> _Exercise task_
Locate each line holding the string "JSON" and copy it.

- - -

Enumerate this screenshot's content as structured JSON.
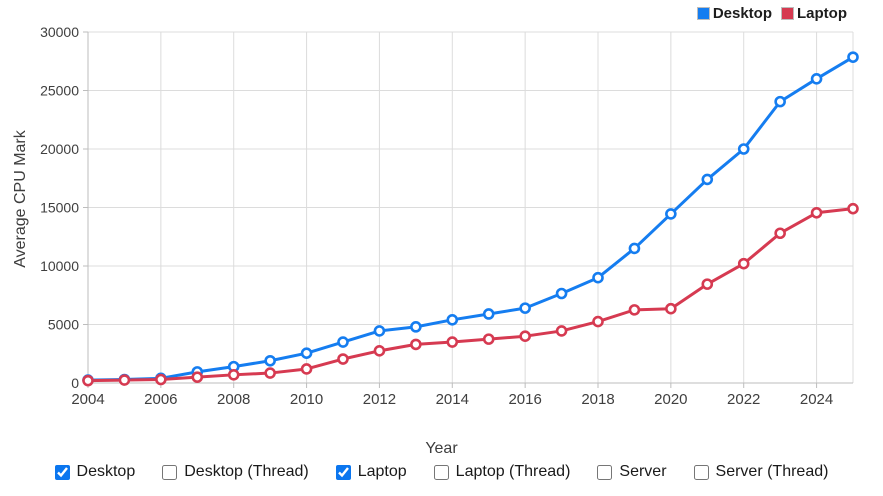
{
  "chart_data": {
    "type": "line",
    "title": "",
    "xlabel": "Year",
    "ylabel": "Average CPU Mark",
    "x": [
      2004,
      2005,
      2006,
      2007,
      2008,
      2009,
      2010,
      2011,
      2012,
      2013,
      2014,
      2015,
      2016,
      2017,
      2018,
      2019,
      2020,
      2021,
      2022,
      2023,
      2024,
      2025
    ],
    "x_tick_labels": [
      "2004",
      "2006",
      "2008",
      "2010",
      "2012",
      "2014",
      "2016",
      "2018",
      "2020",
      "2022",
      "2024"
    ],
    "x_ticks": [
      2004,
      2006,
      2008,
      2010,
      2012,
      2014,
      2016,
      2018,
      2020,
      2022,
      2024
    ],
    "xlim": [
      2004,
      2025
    ],
    "y_ticks": [
      0,
      5000,
      10000,
      15000,
      20000,
      25000,
      30000
    ],
    "y_tick_labels": [
      "0",
      "5000",
      "10000",
      "15000",
      "20000",
      "25000",
      "30000"
    ],
    "ylim": [
      0,
      30000
    ],
    "grid": true,
    "legend_position": "top-right",
    "series": [
      {
        "name": "Desktop",
        "color": "#157df0",
        "values": [
          250,
          300,
          400,
          950,
          1400,
          1900,
          2550,
          3500,
          4450,
          4800,
          5400,
          5900,
          6400,
          7650,
          9000,
          11500,
          14450,
          17400,
          20000,
          24050,
          26000,
          27850
        ]
      },
      {
        "name": "Laptop",
        "color": "#d63a51",
        "values": [
          200,
          250,
          300,
          500,
          700,
          850,
          1200,
          2050,
          2750,
          3300,
          3500,
          3750,
          4000,
          4450,
          5250,
          6250,
          6350,
          8450,
          10200,
          12800,
          14550,
          14900
        ]
      }
    ]
  },
  "controls": {
    "items": [
      {
        "label": "Desktop",
        "checked": true
      },
      {
        "label": "Desktop (Thread)",
        "checked": false
      },
      {
        "label": "Laptop",
        "checked": true
      },
      {
        "label": "Laptop (Thread)",
        "checked": false
      },
      {
        "label": "Server",
        "checked": false
      },
      {
        "label": "Server (Thread)",
        "checked": false
      }
    ]
  },
  "colors": {
    "desktop_line": "#157df0",
    "laptop_line": "#d63a51",
    "checkbox_accent": "#0b76ef",
    "gridline": "#dcdcdc",
    "axis_line": "#bdbdbd",
    "tick_text": "#3f3f3f",
    "background": "#ffffff"
  }
}
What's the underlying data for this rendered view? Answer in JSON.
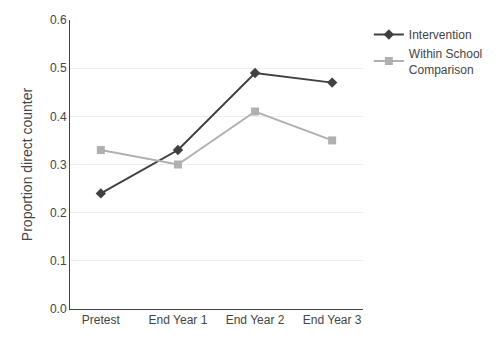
{
  "chart_data": {
    "type": "line",
    "categories": [
      "Pretest",
      "End Year 1",
      "End Year 2",
      "End Year 3"
    ],
    "series": [
      {
        "name": "Intervention",
        "color": "#404040",
        "marker": "diamond",
        "values": [
          0.24,
          0.33,
          0.49,
          0.47
        ]
      },
      {
        "name": "Within School\nComparison",
        "color": "#b0b0b0",
        "marker": "square",
        "values": [
          0.33,
          0.3,
          0.41,
          0.35
        ]
      }
    ],
    "ylabel": "Proportion direct counter",
    "ylim": [
      0.0,
      0.6
    ],
    "yticks": [
      {
        "value": 0.0,
        "label": "0.0"
      },
      0.1,
      0.2,
      0.3,
      0.4,
      0.5,
      0.6
    ],
    "grid": true,
    "legend": "right"
  }
}
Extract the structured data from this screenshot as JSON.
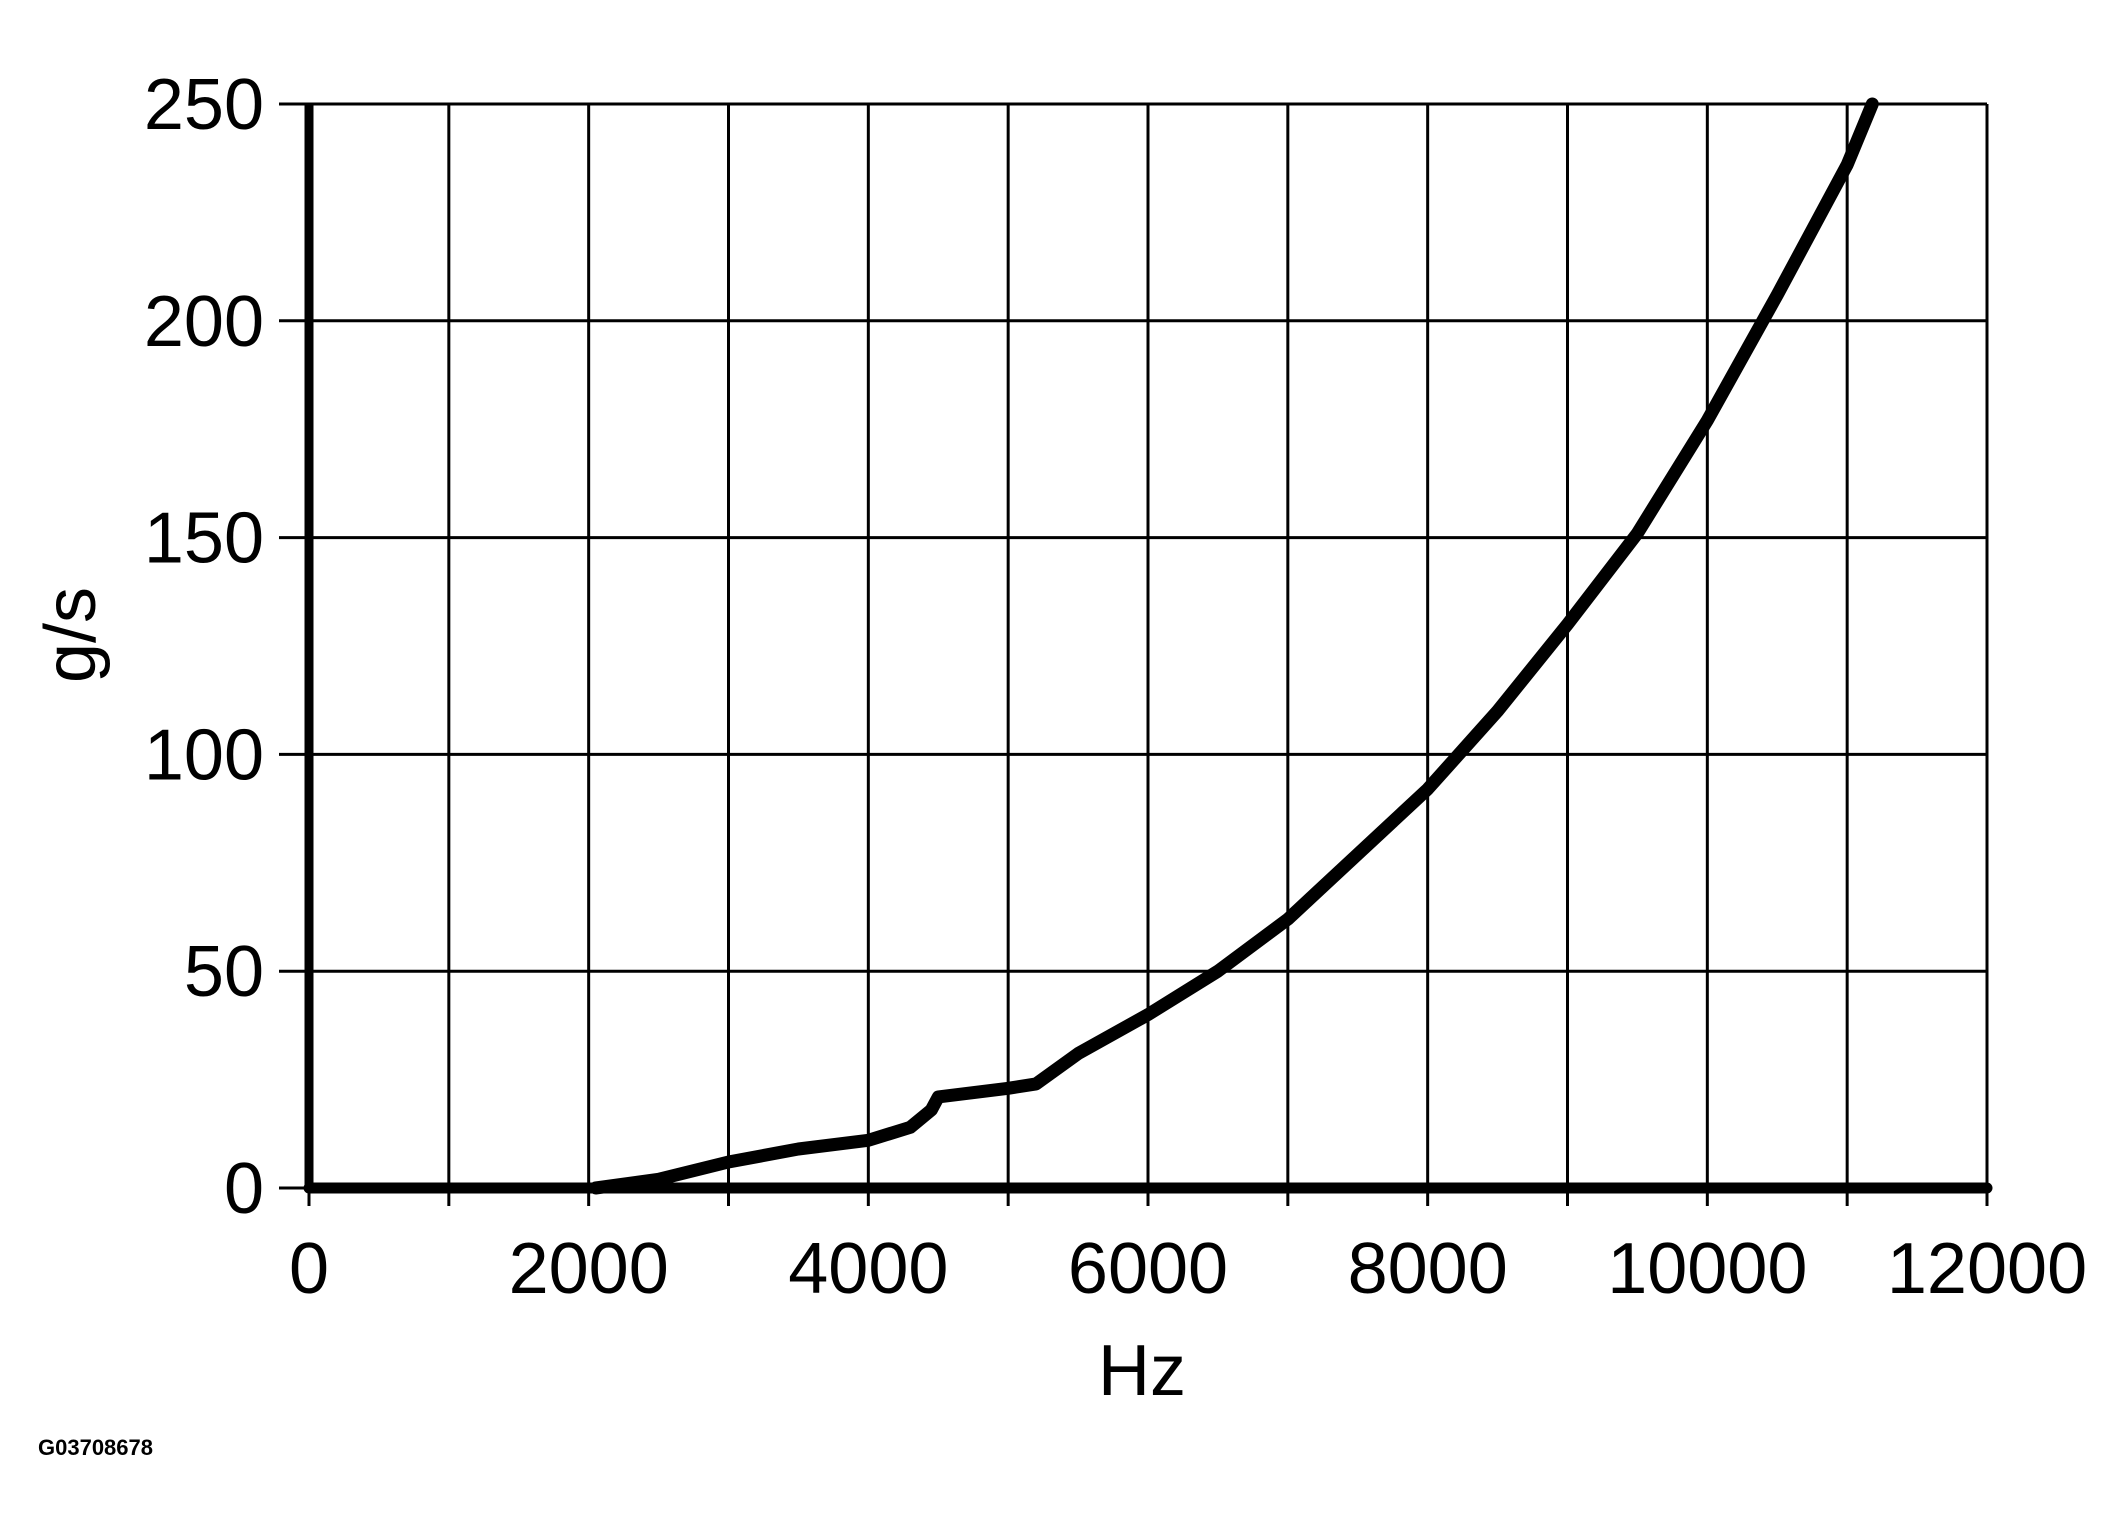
{
  "figure_id": "G03708678",
  "chart_data": {
    "type": "line",
    "xlabel": "Hz",
    "ylabel": "g/s",
    "xlim": [
      0,
      12000
    ],
    "ylim": [
      0,
      250
    ],
    "x_ticks": [
      0,
      1000,
      2000,
      3000,
      4000,
      5000,
      6000,
      7000,
      8000,
      9000,
      10000,
      11000,
      12000
    ],
    "x_tick_labels": [
      "0",
      "2000",
      "4000",
      "6000",
      "8000",
      "10000",
      "12000"
    ],
    "x_tick_label_values": [
      0,
      2000,
      4000,
      6000,
      8000,
      10000,
      12000
    ],
    "y_ticks": [
      0,
      50,
      100,
      150,
      200,
      250
    ],
    "y_tick_labels": [
      "250",
      "200",
      "150",
      "100",
      "50",
      "0"
    ],
    "y_tick_label_values": [
      250,
      200,
      150,
      100,
      50,
      0
    ],
    "grid": true,
    "series_color": "#000000",
    "series": [
      {
        "x": [
          2050,
          2500,
          3000,
          3500,
          4000,
          4300,
          4450,
          4500,
          5000,
          5200,
          5500,
          6000,
          6500,
          7000,
          7500,
          8000,
          8500,
          9000,
          9500,
          10000,
          10500,
          11000,
          11180
        ],
        "y": [
          0,
          2,
          6,
          9,
          11,
          14,
          18,
          21,
          23,
          24,
          31,
          40,
          50,
          62,
          77,
          92,
          110,
          130,
          151,
          177,
          206,
          236,
          250
        ]
      }
    ]
  }
}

- - -

> _Task solution_
Enumerate this screenshot's content as structured JSON.
What's the underlying data for this rendered view? Answer in JSON.
Extract the structured data from this screenshot as JSON.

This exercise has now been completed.